Collection entries:
============
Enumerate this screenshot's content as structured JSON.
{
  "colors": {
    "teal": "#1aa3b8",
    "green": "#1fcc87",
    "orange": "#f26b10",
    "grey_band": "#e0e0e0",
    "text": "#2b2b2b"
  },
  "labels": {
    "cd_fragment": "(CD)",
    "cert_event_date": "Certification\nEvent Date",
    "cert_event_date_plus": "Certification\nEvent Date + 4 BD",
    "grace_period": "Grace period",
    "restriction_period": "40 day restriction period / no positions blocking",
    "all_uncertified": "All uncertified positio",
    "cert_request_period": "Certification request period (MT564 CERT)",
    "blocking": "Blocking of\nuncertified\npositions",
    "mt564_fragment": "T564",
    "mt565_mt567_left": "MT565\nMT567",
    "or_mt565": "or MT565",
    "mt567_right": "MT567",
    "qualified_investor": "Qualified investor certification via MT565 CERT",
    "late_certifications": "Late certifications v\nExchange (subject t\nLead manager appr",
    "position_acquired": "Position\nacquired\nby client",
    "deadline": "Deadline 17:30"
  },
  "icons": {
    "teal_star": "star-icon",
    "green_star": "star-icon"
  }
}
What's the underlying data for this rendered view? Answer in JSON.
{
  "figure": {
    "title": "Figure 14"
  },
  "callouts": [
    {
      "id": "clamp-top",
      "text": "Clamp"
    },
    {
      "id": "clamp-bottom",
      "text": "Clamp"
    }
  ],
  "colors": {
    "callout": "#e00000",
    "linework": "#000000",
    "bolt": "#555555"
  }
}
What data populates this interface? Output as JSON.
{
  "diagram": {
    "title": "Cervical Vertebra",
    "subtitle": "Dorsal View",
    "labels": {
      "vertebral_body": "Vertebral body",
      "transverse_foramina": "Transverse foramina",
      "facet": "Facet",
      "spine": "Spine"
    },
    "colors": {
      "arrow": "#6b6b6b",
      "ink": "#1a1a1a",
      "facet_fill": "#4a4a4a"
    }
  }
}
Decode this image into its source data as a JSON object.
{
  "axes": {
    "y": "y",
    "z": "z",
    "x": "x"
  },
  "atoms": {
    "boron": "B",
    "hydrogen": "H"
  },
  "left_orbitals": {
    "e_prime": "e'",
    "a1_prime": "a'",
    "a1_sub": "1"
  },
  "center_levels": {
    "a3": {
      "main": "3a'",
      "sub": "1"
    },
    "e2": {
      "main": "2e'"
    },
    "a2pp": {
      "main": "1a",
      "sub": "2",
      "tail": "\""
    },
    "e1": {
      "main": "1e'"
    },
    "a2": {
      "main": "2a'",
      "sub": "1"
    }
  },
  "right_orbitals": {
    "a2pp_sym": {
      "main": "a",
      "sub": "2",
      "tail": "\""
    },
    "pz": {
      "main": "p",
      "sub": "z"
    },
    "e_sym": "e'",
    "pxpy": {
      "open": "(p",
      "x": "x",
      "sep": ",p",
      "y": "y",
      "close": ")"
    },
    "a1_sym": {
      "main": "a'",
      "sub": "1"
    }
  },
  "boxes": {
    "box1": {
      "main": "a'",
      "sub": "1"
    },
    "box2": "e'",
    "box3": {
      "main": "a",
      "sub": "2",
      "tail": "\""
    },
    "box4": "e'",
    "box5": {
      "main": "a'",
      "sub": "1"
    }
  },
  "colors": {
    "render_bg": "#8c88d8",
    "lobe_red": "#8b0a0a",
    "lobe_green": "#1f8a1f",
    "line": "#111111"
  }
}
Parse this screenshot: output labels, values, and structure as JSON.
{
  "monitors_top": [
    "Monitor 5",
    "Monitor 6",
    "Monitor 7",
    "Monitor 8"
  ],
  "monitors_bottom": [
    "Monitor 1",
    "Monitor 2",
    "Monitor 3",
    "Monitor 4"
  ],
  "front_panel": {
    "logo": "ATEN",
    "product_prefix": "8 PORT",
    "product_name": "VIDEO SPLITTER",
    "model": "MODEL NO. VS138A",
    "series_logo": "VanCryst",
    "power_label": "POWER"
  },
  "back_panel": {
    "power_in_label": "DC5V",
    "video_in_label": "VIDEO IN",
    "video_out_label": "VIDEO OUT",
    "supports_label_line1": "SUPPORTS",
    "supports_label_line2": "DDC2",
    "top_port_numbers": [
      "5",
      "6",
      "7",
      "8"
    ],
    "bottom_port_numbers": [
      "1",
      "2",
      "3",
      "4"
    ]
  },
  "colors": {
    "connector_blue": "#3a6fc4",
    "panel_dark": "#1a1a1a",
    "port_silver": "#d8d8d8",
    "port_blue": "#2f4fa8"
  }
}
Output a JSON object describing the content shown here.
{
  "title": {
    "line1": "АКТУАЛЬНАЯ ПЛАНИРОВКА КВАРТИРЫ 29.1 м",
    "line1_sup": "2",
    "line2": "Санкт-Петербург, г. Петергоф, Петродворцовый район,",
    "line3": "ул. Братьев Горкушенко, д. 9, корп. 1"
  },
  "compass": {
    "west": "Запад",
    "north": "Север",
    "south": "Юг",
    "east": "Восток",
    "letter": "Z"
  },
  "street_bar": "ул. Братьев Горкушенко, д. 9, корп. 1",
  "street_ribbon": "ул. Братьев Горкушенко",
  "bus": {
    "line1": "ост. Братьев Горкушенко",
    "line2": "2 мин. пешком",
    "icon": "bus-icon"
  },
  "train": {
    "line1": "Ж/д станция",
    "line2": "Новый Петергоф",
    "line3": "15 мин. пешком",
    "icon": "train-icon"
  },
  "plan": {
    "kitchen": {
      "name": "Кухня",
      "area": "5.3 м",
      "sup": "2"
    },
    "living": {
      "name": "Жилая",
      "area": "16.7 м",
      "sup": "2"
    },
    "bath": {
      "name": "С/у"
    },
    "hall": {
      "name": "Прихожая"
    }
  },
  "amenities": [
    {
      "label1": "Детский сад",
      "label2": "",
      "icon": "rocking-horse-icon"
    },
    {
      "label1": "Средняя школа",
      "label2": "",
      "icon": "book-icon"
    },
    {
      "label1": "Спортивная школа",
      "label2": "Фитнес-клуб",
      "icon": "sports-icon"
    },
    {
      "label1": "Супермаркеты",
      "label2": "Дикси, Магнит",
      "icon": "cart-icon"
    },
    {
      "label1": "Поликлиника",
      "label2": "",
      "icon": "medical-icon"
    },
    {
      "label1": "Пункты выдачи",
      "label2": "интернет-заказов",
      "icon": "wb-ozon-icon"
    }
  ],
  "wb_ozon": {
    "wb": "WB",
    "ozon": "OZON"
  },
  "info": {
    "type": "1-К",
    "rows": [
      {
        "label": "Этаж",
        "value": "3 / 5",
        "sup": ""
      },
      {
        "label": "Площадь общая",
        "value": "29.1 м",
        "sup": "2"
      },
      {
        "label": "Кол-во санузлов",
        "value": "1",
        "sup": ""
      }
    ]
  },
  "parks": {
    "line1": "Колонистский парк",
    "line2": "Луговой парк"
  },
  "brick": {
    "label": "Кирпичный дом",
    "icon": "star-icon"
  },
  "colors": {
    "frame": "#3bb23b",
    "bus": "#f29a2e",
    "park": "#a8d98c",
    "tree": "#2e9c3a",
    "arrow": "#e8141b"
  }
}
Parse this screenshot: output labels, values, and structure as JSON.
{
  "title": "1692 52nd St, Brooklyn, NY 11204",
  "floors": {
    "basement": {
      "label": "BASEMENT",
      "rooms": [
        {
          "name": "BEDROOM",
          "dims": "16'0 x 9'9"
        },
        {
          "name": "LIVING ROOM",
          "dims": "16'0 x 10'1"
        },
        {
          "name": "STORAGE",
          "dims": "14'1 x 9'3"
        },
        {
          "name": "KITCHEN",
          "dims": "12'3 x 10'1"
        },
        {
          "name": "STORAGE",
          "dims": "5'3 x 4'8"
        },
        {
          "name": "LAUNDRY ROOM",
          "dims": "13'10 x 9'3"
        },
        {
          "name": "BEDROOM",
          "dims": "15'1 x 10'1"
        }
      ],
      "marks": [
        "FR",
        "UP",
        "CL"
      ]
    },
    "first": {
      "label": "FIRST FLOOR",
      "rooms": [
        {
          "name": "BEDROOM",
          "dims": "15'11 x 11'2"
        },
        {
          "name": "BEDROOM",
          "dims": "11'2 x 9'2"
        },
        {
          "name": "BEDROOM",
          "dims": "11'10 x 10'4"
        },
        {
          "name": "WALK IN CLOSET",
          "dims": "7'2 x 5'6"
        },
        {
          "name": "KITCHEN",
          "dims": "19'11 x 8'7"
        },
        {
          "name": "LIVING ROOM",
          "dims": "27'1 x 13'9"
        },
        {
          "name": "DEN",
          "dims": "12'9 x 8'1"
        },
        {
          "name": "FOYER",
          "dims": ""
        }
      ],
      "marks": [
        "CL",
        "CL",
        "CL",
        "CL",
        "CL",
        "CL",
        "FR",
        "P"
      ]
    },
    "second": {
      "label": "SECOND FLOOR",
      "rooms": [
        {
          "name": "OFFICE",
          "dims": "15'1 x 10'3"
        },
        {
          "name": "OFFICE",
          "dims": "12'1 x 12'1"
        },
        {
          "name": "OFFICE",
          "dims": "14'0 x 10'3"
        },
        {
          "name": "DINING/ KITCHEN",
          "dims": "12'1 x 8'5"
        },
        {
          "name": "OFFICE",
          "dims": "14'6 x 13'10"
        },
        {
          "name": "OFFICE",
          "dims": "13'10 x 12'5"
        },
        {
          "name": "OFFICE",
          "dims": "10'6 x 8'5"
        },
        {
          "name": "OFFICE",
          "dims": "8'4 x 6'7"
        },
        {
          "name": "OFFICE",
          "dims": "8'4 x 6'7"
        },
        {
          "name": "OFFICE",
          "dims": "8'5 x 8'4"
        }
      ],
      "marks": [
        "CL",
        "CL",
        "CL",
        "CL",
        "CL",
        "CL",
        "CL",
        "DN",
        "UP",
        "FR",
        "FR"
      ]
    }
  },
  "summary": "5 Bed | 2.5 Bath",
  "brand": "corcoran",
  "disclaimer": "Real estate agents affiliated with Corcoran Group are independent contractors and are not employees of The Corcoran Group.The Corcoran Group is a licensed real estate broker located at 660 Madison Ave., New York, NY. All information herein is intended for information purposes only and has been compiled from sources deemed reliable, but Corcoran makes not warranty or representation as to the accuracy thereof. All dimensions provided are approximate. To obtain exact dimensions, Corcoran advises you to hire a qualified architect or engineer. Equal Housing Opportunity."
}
============
**Task objective:**
Lines that include the word "корп" are to be extracted from the data above.

**Result:**
    "line3": "ул. Братьев Горкушенко, д. 9, корп. 1"
  "street_bar": "ул. Братьев Горкушенко, д. 9, корп. 1",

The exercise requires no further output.